*LISTED RECORDS*:
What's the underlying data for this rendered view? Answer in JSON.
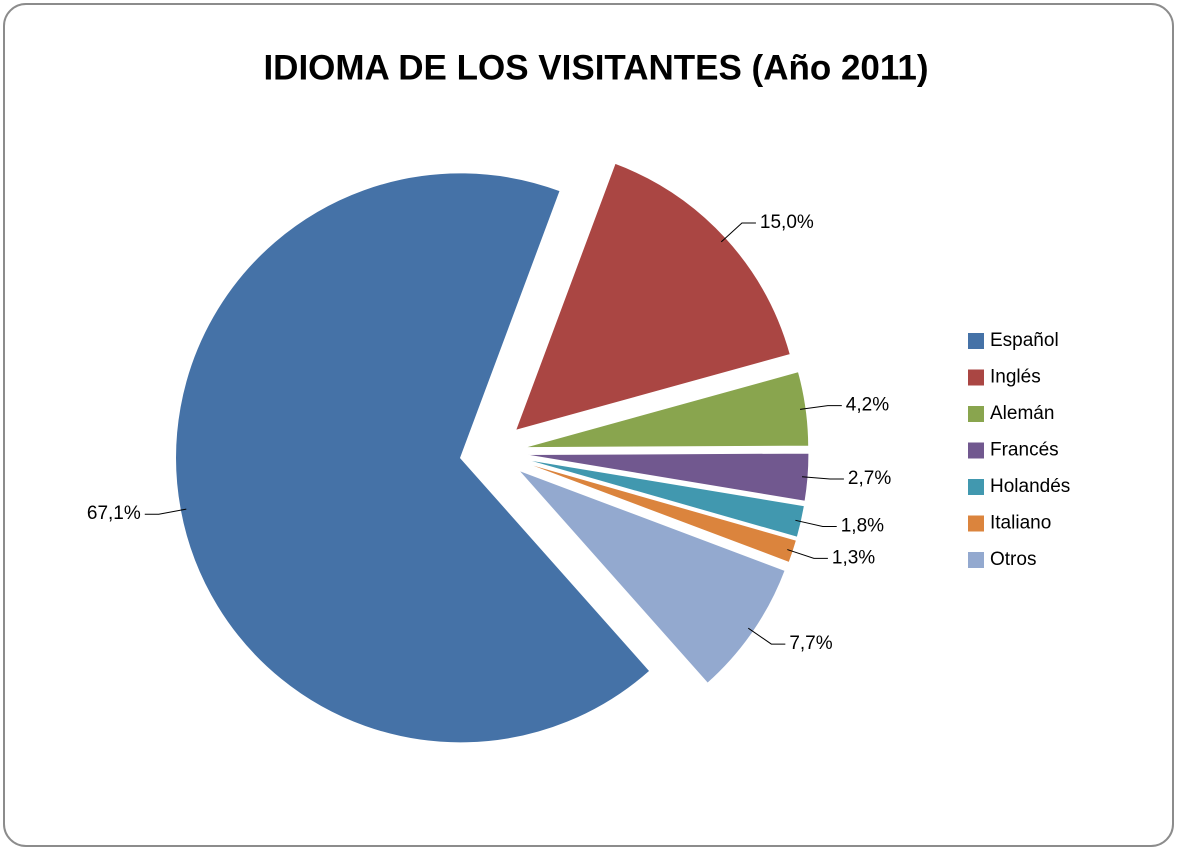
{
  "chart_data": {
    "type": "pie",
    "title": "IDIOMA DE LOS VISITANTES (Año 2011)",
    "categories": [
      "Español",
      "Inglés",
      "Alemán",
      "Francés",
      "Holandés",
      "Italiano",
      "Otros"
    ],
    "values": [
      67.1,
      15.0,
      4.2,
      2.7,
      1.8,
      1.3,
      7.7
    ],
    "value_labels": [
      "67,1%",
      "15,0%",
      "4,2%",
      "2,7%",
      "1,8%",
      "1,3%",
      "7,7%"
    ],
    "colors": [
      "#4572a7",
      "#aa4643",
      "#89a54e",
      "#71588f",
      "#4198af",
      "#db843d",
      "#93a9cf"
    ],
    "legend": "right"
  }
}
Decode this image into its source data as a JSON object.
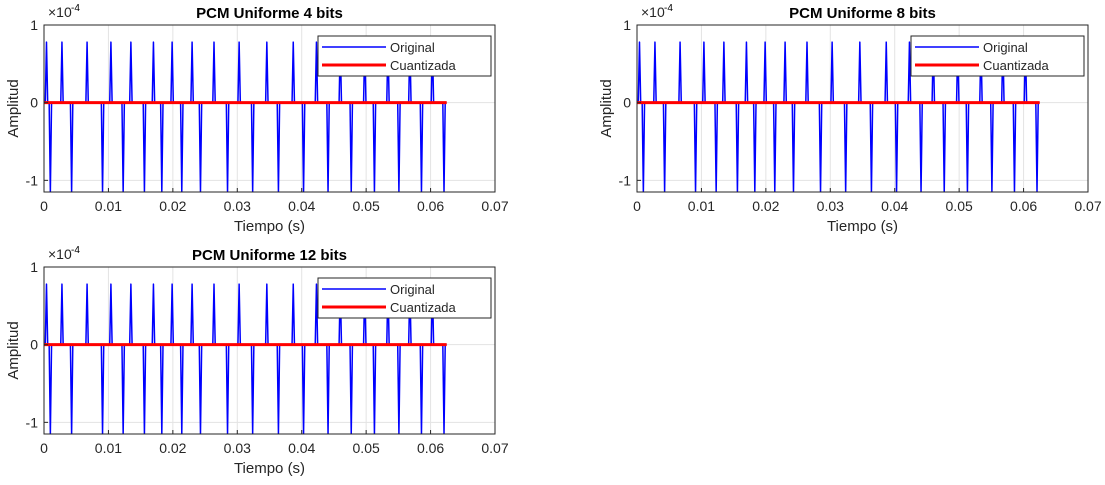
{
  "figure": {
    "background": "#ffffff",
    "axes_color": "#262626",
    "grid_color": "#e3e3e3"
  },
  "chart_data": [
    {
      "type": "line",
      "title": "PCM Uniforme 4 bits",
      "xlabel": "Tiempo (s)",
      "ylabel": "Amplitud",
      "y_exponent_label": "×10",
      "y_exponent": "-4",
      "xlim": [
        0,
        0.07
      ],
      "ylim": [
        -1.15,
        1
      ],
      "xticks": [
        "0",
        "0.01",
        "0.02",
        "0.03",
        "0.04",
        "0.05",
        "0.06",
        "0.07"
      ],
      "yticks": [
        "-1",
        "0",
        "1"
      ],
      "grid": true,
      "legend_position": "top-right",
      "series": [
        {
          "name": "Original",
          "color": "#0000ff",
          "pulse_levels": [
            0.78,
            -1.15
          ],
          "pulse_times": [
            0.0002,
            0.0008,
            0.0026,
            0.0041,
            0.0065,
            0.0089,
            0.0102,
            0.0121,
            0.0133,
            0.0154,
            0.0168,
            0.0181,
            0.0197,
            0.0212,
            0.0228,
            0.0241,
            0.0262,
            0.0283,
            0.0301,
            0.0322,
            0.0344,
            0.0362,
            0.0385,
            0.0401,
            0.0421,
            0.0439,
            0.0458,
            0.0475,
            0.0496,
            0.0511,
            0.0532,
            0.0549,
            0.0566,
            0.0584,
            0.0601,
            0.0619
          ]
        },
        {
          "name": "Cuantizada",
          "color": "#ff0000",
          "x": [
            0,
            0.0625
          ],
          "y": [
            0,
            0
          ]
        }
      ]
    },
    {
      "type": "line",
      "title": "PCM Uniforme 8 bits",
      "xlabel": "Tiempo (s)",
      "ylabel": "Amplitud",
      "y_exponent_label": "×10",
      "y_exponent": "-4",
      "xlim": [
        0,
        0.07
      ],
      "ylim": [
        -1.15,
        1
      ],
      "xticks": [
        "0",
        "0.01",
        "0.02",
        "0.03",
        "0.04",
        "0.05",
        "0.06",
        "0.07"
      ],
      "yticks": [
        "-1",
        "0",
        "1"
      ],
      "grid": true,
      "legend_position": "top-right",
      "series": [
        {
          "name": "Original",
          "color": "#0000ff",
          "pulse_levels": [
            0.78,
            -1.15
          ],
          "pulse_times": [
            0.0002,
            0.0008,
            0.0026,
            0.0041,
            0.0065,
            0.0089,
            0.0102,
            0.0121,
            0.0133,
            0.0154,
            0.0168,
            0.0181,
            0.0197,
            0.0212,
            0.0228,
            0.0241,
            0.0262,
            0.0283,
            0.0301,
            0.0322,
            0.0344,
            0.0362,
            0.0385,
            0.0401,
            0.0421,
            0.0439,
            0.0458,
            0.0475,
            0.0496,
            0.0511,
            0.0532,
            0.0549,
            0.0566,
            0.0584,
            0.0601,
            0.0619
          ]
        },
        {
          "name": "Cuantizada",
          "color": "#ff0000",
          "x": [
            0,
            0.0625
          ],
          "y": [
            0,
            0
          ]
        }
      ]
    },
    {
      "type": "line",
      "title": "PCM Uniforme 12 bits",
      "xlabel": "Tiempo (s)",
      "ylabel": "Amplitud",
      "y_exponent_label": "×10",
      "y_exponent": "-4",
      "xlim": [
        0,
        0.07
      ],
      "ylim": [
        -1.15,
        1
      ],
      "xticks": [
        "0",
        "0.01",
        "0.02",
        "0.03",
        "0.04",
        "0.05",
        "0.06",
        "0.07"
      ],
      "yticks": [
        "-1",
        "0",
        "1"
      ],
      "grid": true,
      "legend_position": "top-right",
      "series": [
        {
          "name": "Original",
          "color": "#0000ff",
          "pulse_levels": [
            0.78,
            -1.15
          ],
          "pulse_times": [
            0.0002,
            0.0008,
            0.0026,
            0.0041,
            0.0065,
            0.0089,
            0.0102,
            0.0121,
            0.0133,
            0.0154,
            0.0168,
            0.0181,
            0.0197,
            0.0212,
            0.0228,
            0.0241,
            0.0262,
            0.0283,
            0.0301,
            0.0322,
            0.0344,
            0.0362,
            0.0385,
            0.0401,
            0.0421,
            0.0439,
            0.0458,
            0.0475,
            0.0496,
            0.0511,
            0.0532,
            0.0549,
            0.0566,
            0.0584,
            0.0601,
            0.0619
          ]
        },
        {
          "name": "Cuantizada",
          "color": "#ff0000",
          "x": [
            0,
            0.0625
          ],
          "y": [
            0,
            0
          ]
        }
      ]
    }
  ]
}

*PROBLEM TO SOLVE*: Quote the material exactly. Pictures stay out.

*EXPECTED ANSWER*:
What's the underlying data for this rendered view? Answer in JSON.
{
  "chart_data": {
    "type": "pie",
    "title": "IDIOMA DE LOS VISITANTES (Año 2011)",
    "categories": [
      "Español",
      "Inglés",
      "Alemán",
      "Francés",
      "Holandés",
      "Italiano",
      "Otros"
    ],
    "values": [
      67.1,
      15.0,
      4.2,
      2.7,
      1.8,
      1.3,
      7.7
    ],
    "value_labels": [
      "67,1%",
      "15,0%",
      "4,2%",
      "2,7%",
      "1,8%",
      "1,3%",
      "7,7%"
    ],
    "colors": [
      "#4572a7",
      "#aa4643",
      "#89a54e",
      "#71588f",
      "#4198af",
      "#db843d",
      "#93a9cf"
    ],
    "legend": "right"
  }
}
Decode this image into its source data as a JSON object.
{
  "figure": {
    "background": "#ffffff",
    "axes_color": "#262626",
    "grid_color": "#e3e3e3"
  },
  "chart_data": [
    {
      "type": "line",
      "title": "PCM Uniforme 4 bits",
      "xlabel": "Tiempo (s)",
      "ylabel": "Amplitud",
      "y_exponent_label": "×10",
      "y_exponent": "-4",
      "xlim": [
        0,
        0.07
      ],
      "ylim": [
        -1.15,
        1
      ],
      "xticks": [
        "0",
        "0.01",
        "0.02",
        "0.03",
        "0.04",
        "0.05",
        "0.06",
        "0.07"
      ],
      "yticks": [
        "-1",
        "0",
        "1"
      ],
      "grid": true,
      "legend_position": "top-right",
      "series": [
        {
          "name": "Original",
          "color": "#0000ff",
          "pulse_levels": [
            0.78,
            -1.15
          ],
          "pulse_times": [
            0.0002,
            0.0008,
            0.0026,
            0.0041,
            0.0065,
            0.0089,
            0.0102,
            0.0121,
            0.0133,
            0.0154,
            0.0168,
            0.0181,
            0.0197,
            0.0212,
            0.0228,
            0.0241,
            0.0262,
            0.0283,
            0.0301,
            0.0322,
            0.0344,
            0.0362,
            0.0385,
            0.0401,
            0.0421,
            0.0439,
            0.0458,
            0.0475,
            0.0496,
            0.0511,
            0.0532,
            0.0549,
            0.0566,
            0.0584,
            0.0601,
            0.0619
          ]
        },
        {
          "name": "Cuantizada",
          "color": "#ff0000",
          "x": [
            0,
            0.0625
          ],
          "y": [
            0,
            0
          ]
        }
      ]
    },
    {
      "type": "line",
      "title": "PCM Uniforme 8 bits",
      "xlabel": "Tiempo (s)",
      "ylabel": "Amplitud",
      "y_exponent_label": "×10",
      "y_exponent": "-4",
      "xlim": [
        0,
        0.07
      ],
      "ylim": [
        -1.15,
        1
      ],
      "xticks": [
        "0",
        "0.01",
        "0.02",
        "0.03",
        "0.04",
        "0.05",
        "0.06",
        "0.07"
      ],
      "yticks": [
        "-1",
        "0",
        "1"
      ],
      "grid": true,
      "legend_position": "top-right",
      "series": [
        {
          "name": "Original",
          "color": "#0000ff",
          "pulse_levels": [
            0.78,
            -1.15
          ],
          "pulse_times": [
            0.0002,
            0.0008,
            0.0026,
            0.0041,
            0.0065,
            0.0089,
            0.0102,
            0.0121,
            0.0133,
            0.0154,
            0.0168,
            0.0181,
            0.0197,
            0.0212,
            0.0228,
            0.0241,
            0.0262,
            0.0283,
            0.0301,
            0.0322,
            0.0344,
            0.0362,
            0.0385,
            0.0401,
            0.0421,
            0.0439,
            0.0458,
            0.0475,
            0.0496,
            0.0511,
            0.0532,
            0.0549,
            0.0566,
            0.0584,
            0.0601,
            0.0619
          ]
        },
        {
          "name": "Cuantizada",
          "color": "#ff0000",
          "x": [
            0,
            0.0625
          ],
          "y": [
            0,
            0
          ]
        }
      ]
    },
    {
      "type": "line",
      "title": "PCM Uniforme 12 bits",
      "xlabel": "Tiempo (s)",
      "ylabel": "Amplitud",
      "y_exponent_label": "×10",
      "y_exponent": "-4",
      "xlim": [
        0,
        0.07
      ],
      "ylim": [
        -1.15,
        1
      ],
      "xticks": [
        "0",
        "0.01",
        "0.02",
        "0.03",
        "0.04",
        "0.05",
        "0.06",
        "0.07"
      ],
      "yticks": [
        "-1",
        "0",
        "1"
      ],
      "grid": true,
      "legend_position": "top-right",
      "series": [
        {
          "name": "Original",
          "color": "#0000ff",
          "pulse_levels": [
            0.78,
            -1.15
          ],
          "pulse_times": [
            0.0002,
            0.0008,
            0.0026,
            0.0041,
            0.0065,
            0.0089,
            0.0102,
            0.0121,
            0.0133,
            0.0154,
            0.0168,
            0.0181,
            0.0197,
            0.0212,
            0.0228,
            0.0241,
            0.0262,
            0.0283,
            0.0301,
            0.0322,
            0.0344,
            0.0362,
            0.0385,
            0.0401,
            0.0421,
            0.0439,
            0.0458,
            0.0475,
            0.0496,
            0.0511,
            0.0532,
            0.0549,
            0.0566,
            0.0584,
            0.0601,
            0.0619
          ]
        },
        {
          "name": "Cuantizada",
          "color": "#ff0000",
          "x": [
            0,
            0.0625
          ],
          "y": [
            0,
            0
          ]
        }
      ]
    }
  ]
}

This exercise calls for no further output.